Stored items.
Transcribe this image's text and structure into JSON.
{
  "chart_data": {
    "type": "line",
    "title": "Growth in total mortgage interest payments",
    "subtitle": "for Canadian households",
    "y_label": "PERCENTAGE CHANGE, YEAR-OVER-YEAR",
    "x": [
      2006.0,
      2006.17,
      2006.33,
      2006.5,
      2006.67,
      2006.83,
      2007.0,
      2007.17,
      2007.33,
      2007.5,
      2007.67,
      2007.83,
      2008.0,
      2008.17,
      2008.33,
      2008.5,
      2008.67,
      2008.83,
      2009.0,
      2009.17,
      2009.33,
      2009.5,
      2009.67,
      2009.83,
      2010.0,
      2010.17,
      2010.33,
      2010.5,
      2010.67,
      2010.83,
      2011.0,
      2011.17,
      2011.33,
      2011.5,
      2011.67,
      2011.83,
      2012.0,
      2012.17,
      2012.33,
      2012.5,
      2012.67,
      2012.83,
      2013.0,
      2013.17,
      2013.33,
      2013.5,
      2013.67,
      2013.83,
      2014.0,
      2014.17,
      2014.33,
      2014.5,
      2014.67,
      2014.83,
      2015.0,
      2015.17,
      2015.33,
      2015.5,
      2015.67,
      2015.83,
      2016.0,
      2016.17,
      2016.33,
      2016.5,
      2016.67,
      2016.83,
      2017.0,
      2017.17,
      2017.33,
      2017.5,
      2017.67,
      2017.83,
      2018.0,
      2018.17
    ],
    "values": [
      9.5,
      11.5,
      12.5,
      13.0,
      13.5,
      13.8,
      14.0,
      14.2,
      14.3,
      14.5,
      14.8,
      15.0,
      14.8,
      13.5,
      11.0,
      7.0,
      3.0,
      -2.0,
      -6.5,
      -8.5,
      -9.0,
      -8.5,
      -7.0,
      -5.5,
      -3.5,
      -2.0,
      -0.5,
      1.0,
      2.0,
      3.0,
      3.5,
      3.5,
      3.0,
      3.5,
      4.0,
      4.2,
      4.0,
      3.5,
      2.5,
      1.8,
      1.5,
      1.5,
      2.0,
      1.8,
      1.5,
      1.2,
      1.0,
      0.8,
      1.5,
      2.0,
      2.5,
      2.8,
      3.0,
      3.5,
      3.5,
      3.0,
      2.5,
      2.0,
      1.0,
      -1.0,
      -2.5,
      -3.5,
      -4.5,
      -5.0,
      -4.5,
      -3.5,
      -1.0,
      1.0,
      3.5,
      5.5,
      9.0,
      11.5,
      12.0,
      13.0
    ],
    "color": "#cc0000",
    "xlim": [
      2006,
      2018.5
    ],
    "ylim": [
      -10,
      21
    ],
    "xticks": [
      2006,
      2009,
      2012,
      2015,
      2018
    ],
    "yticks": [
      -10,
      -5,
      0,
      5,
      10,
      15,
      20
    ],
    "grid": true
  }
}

REQUIREMENT. Reproduce the entries above exactly.

EXPECTED OUTPUT.
Transcribe this image's text and structure into JSON.
{
  "chart_data": {
    "type": "line",
    "title": "Growth in total mortgage interest payments",
    "subtitle": "for Canadian households",
    "y_label": "PERCENTAGE CHANGE, YEAR-OVER-YEAR",
    "x": [
      2006.0,
      2006.17,
      2006.33,
      2006.5,
      2006.67,
      2006.83,
      2007.0,
      2007.17,
      2007.33,
      2007.5,
      2007.67,
      2007.83,
      2008.0,
      2008.17,
      2008.33,
      2008.5,
      2008.67,
      2008.83,
      2009.0,
      2009.17,
      2009.33,
      2009.5,
      2009.67,
      2009.83,
      2010.0,
      2010.17,
      2010.33,
      2010.5,
      2010.67,
      2010.83,
      2011.0,
      2011.17,
      2011.33,
      2011.5,
      2011.67,
      2011.83,
      2012.0,
      2012.17,
      2012.33,
      2012.5,
      2012.67,
      2012.83,
      2013.0,
      2013.17,
      2013.33,
      2013.5,
      2013.67,
      2013.83,
      2014.0,
      2014.17,
      2014.33,
      2014.5,
      2014.67,
      2014.83,
      2015.0,
      2015.17,
      2015.33,
      2015.5,
      2015.67,
      2015.83,
      2016.0,
      2016.17,
      2016.33,
      2016.5,
      2016.67,
      2016.83,
      2017.0,
      2017.17,
      2017.33,
      2017.5,
      2017.67,
      2017.83,
      2018.0,
      2018.17
    ],
    "values": [
      9.5,
      11.5,
      12.5,
      13.0,
      13.5,
      13.8,
      14.0,
      14.2,
      14.3,
      14.5,
      14.8,
      15.0,
      14.8,
      13.5,
      11.0,
      7.0,
      3.0,
      -2.0,
      -6.5,
      -8.5,
      -9.0,
      -8.5,
      -7.0,
      -5.5,
      -3.5,
      -2.0,
      -0.5,
      1.0,
      2.0,
      3.0,
      3.5,
      3.5,
      3.0,
      3.5,
      4.0,
      4.2,
      4.0,
      3.5,
      2.5,
      1.8,
      1.5,
      1.5,
      2.0,
      1.8,
      1.5,
      1.2,
      1.0,
      0.8,
      1.5,
      2.0,
      2.5,
      2.8,
      3.0,
      3.5,
      3.5,
      3.0,
      2.5,
      2.0,
      1.0,
      -1.0,
      -2.5,
      -3.5,
      -4.5,
      -5.0,
      -4.5,
      -3.5,
      -1.0,
      1.0,
      3.5,
      5.5,
      9.0,
      11.5,
      12.0,
      13.0
    ],
    "color": "#cc0000",
    "xlim": [
      2006,
      2018.5
    ],
    "ylim": [
      -10,
      21
    ],
    "xticks": [
      2006,
      2009,
      2012,
      2015,
      2018
    ],
    "yticks": [
      -10,
      -5,
      0,
      5,
      10,
      15,
      20
    ],
    "grid": true
  }
}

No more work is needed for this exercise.